** BEGIN MATERIAL PROVIDED **
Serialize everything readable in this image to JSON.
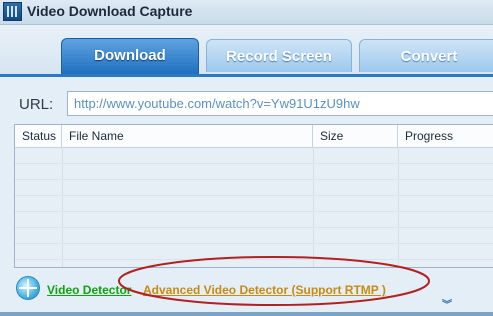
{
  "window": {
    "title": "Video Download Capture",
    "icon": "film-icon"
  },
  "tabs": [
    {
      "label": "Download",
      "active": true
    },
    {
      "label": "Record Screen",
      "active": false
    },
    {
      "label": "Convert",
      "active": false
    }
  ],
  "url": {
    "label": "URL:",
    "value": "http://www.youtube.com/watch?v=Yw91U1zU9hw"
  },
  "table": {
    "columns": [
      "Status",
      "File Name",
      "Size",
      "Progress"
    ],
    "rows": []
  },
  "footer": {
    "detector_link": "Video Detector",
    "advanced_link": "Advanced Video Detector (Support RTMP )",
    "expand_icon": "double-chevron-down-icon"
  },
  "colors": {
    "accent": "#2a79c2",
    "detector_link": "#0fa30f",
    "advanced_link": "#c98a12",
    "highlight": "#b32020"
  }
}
** END MATERIAL PROVIDED **
** BEGIN MATERIAL PROVIDED **
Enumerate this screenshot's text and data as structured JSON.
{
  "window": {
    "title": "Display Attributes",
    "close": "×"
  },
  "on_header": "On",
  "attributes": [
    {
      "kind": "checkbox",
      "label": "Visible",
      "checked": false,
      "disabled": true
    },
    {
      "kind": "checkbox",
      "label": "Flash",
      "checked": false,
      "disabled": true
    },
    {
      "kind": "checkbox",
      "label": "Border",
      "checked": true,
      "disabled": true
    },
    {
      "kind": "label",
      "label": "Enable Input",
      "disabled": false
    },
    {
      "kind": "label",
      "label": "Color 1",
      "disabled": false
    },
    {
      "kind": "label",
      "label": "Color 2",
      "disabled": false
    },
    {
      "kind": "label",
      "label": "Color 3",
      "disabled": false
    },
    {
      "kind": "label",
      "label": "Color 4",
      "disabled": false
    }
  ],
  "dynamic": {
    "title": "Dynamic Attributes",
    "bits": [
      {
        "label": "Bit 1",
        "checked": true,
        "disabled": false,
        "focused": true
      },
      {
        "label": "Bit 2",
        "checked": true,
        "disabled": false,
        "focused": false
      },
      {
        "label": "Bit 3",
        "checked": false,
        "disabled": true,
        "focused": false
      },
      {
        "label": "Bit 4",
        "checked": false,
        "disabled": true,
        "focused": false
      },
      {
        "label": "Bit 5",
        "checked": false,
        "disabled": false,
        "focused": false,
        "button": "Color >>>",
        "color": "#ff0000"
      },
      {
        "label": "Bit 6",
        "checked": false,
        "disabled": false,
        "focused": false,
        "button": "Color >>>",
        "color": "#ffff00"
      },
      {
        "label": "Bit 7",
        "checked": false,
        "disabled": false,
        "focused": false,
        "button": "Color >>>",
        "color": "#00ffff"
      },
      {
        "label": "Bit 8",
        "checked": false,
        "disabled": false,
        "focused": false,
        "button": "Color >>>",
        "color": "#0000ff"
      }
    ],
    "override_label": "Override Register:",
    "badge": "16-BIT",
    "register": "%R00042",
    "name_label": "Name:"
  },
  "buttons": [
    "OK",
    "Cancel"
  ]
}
** END MATERIAL PROVIDED **
GIVEN INSTRUCTION: Count every line above that holds the word "JSON", and state the number and nothing more.

RESPONSE TO THE EXERCISE: 2